Directive
Scan the material below for lines with the word "tunkeutuu" and report how many there are, with nothing added.

Listed entries
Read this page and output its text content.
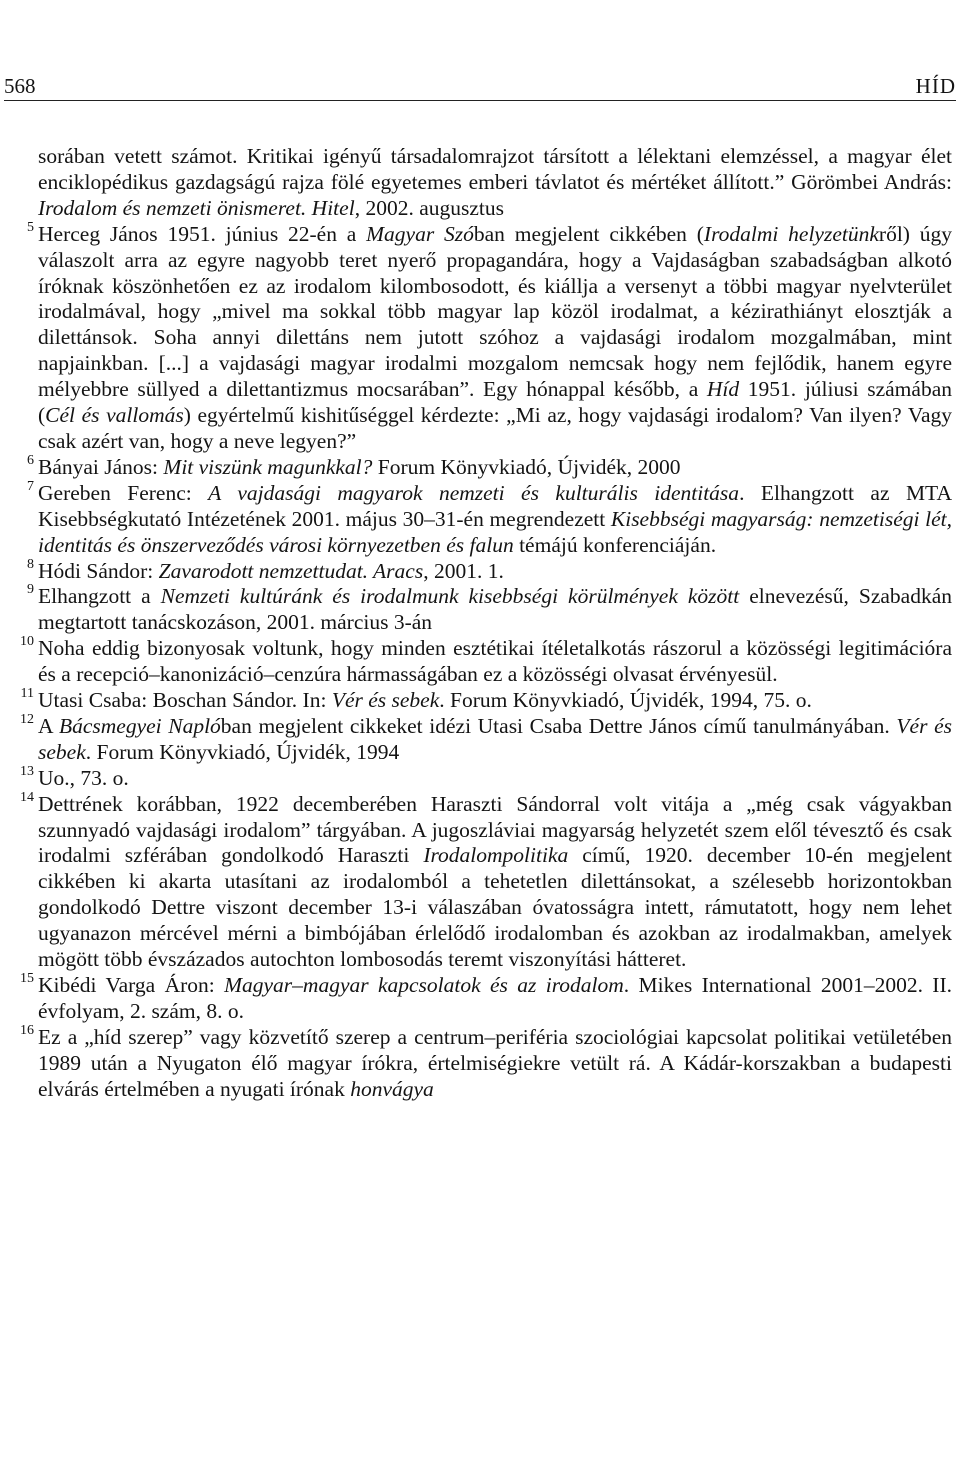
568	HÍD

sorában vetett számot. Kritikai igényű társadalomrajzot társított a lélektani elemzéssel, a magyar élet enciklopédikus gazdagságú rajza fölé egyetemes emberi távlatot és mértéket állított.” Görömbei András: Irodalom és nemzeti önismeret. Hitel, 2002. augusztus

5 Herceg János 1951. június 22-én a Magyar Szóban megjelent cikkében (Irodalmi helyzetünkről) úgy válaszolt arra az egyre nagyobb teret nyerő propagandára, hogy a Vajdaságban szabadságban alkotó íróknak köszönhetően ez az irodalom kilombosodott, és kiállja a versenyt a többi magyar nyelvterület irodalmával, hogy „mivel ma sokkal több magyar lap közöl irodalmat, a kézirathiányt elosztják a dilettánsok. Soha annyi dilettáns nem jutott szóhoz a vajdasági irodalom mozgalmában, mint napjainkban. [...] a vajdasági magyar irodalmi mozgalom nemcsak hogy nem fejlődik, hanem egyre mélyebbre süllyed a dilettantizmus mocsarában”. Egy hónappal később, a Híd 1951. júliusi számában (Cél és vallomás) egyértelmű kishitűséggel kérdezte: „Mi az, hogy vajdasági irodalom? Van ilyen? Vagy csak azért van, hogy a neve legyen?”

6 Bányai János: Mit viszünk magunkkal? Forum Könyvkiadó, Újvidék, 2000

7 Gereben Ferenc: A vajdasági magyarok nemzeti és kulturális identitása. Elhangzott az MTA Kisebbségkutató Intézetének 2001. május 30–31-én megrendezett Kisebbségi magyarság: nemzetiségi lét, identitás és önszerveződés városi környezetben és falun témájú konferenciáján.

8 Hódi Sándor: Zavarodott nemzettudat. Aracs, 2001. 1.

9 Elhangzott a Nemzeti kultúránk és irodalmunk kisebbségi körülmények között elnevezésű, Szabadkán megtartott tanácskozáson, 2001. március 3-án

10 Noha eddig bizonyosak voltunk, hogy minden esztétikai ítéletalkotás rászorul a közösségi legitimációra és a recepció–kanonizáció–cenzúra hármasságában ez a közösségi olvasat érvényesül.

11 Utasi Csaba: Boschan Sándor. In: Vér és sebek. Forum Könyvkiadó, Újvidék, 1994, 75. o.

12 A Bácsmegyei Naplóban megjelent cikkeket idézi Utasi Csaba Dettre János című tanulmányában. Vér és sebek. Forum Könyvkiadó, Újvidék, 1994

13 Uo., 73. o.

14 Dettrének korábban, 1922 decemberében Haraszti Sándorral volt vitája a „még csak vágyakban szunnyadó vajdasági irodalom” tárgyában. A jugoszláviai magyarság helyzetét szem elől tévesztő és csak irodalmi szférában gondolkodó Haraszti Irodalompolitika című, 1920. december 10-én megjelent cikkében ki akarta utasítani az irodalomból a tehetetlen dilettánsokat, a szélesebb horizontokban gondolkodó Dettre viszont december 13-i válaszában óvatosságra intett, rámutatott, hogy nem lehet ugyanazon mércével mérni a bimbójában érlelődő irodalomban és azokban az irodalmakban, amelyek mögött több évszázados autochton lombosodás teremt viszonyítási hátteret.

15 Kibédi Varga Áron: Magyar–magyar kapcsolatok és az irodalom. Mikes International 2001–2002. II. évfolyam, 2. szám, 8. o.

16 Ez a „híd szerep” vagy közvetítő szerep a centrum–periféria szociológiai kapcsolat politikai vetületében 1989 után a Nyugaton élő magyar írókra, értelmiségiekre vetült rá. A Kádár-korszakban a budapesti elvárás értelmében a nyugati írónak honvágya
==
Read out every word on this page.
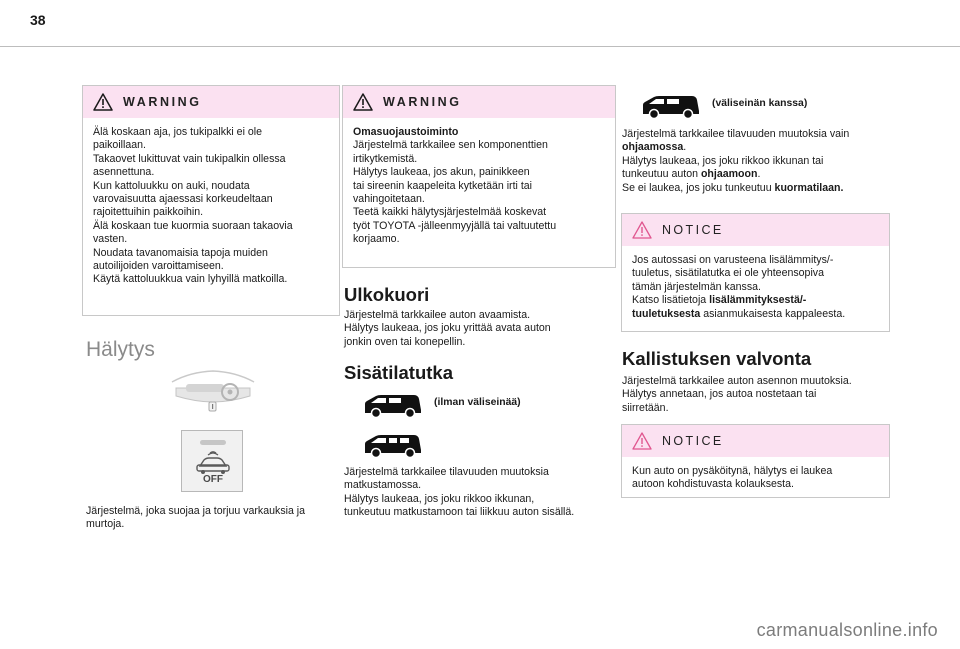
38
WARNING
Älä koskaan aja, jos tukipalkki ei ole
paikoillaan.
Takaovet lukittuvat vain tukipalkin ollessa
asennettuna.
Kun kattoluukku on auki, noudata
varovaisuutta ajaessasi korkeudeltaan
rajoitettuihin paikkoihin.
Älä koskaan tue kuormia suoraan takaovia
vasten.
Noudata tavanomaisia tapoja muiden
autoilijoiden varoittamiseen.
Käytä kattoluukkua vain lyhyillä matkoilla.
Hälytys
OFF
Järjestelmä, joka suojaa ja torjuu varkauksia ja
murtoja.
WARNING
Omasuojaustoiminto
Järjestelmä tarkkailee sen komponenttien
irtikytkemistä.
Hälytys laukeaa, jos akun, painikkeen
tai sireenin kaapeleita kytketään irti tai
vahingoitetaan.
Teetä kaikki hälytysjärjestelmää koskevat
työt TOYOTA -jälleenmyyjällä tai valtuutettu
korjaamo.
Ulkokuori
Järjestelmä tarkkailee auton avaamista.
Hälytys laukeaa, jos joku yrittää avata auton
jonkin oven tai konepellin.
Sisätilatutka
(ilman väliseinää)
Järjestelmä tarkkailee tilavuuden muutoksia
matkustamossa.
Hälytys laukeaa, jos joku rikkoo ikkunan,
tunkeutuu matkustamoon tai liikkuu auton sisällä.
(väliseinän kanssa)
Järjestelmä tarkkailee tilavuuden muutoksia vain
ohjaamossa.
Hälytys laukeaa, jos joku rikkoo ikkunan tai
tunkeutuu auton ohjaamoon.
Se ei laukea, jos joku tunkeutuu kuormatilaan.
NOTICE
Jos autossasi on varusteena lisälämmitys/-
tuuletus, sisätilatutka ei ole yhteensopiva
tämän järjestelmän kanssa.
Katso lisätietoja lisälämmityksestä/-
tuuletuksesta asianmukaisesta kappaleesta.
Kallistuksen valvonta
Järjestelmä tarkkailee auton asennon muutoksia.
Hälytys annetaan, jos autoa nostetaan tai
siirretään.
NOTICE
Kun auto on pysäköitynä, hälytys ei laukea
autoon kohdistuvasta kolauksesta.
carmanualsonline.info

Exercise response
3